* _Fragmento citado_

+++

• Las partes contratantes: dos son las figuras mínimas de todo préstamo: el prestamista (la entidad financiera que presta el dinero) y el prestatario (persona física o jurídica que recibe el dinero de la entidad financiera, obligándose a devolverlo junto con el pago de un interés).
  • El tipo de interés.
  • El plazo.
  • El importe.
  • Las comisiones y gastos.
  • El soporte documental: En la mayoría de los casos se trata de contratos de adhesión, en la medida en que no son negociados individualmente por el cliente y la entidad financiera. Por ello pueden distinguirse dos tipos de cláusulas o condiciones dentro de los contratos de préstamo: cláusulas generales (aquéllas que la entidad financiera aplica a la generalidad de los clientes en una operación de idénticas características) y cláusulas especiales o individuales (aquéllas que, para cado caso en concreto, surgen de la negociación entre el cliente y la entidad financiera, refiriéndose en su mayor parte a los términos económicos y temporales).

+++

* _Entradas de datos extraídas_

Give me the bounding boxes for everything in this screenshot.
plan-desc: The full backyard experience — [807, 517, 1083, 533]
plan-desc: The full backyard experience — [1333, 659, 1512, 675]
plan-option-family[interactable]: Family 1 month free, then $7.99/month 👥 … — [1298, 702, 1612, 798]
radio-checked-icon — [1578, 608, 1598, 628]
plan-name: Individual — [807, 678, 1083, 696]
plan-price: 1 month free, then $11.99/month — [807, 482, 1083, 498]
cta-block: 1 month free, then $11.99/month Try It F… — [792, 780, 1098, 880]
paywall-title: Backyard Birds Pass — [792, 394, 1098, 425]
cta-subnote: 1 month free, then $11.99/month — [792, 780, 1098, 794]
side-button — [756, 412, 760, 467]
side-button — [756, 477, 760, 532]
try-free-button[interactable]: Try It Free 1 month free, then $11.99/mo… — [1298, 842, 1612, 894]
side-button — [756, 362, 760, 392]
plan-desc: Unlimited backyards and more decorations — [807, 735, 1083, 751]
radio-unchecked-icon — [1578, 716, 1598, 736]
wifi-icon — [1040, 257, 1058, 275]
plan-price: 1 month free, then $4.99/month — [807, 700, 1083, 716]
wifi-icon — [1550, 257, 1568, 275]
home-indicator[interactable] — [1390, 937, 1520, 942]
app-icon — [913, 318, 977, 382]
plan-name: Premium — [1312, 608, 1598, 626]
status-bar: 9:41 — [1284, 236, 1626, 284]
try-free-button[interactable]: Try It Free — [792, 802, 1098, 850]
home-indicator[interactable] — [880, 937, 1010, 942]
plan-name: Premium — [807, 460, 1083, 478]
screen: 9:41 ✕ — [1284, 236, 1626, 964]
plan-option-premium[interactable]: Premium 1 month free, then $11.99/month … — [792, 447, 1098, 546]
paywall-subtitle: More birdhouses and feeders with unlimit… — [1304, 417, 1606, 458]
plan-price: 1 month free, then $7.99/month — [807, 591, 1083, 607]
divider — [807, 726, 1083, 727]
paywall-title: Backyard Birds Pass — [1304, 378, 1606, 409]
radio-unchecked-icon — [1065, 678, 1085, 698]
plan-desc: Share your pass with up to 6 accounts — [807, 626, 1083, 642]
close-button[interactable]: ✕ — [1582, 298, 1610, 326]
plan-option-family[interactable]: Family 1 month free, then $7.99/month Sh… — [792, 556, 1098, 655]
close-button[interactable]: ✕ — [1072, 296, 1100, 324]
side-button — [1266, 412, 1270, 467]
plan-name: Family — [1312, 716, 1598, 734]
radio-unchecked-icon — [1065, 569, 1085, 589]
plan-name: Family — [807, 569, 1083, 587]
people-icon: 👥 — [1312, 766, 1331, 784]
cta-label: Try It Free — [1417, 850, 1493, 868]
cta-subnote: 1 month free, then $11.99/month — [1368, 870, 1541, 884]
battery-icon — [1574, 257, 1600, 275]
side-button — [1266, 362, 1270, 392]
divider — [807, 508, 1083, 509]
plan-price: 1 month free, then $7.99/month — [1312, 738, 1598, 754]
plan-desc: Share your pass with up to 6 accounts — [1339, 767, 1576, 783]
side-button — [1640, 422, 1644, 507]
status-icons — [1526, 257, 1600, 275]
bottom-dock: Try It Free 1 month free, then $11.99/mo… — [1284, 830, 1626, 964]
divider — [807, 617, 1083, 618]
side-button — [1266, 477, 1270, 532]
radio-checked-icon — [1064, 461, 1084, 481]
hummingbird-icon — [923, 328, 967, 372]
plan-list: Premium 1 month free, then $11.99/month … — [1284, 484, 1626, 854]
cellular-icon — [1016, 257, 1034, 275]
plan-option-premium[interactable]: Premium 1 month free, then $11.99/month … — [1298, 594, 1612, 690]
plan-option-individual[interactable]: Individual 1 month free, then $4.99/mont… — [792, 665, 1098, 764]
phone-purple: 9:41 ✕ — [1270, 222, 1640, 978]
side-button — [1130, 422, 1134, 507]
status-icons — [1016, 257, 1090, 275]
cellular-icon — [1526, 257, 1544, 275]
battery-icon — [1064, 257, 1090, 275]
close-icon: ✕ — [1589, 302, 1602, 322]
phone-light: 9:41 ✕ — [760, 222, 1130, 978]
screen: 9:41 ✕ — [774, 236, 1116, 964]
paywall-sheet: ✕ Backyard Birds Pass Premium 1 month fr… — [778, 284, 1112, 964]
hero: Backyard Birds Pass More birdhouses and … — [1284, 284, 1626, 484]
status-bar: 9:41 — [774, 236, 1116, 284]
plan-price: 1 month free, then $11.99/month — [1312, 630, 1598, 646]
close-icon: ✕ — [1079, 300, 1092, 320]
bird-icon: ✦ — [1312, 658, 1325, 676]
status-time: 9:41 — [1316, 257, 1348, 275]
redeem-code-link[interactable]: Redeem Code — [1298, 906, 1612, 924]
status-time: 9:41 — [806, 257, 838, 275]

+++

* _Ejercicio A_
Según el fragmento sobre los elementos del contrato de préstamo, ¿quién es el prestatario?
* _Ejercicio B_
Continúa el fragmento sobre los elementos del contrato de préstamo a partir de su última oración.

* _Respuesta A_
Es la persona física o jurídica que recibe el dinero de la entidad financiera y se obliga a devolverlo junto con el pago de un interés.

* _Respuesta B_
  • Los fiadores: En el caso de los préstamos personales especialmente, la figura de los fiadores deviene de especial relevancia, en la medida en que se comprometen a responder frente a la entidad financiera, con su propio patrimonio, de los posibles incumplimientos del prestatario. El régimen de responsabilidad de los fiadores puede ser:
  • Mancomunado: el fiador sólo será responsable de la parte proporcional de la deuda que haya asumido. Además, para que la entidad financiera pueda reclamar pago alguno al fiador mancomunado por el incumplimiento de las obligaciones del deudor principal, será necesario que previamente la entidad financiera intente el cobro a través de la ejecución de los bienes del deudor principal.
  • Solidario: el fiador será responsable de la totalidad de la deuda del deudor principal en caso de incumplimiento de éste. Asimismo, el fiador solidario renuncia, por regla general, a los “derechos de excusión, orden y división”, lo cual implica que, por el simple incumplimiento del obligado al pago, la entidad financiera puede exigir al fiador solidario directamente el importe total de las sumas adeudadas (sin necesidad de reclamar antes al deudor principal ni de ejecutar los bienes de este último).

Habitualmente, el régimen establecido en los contratos de préstamo o crédito bancarios es el de solidaridad con el deudor principal (prestatario o acreditado).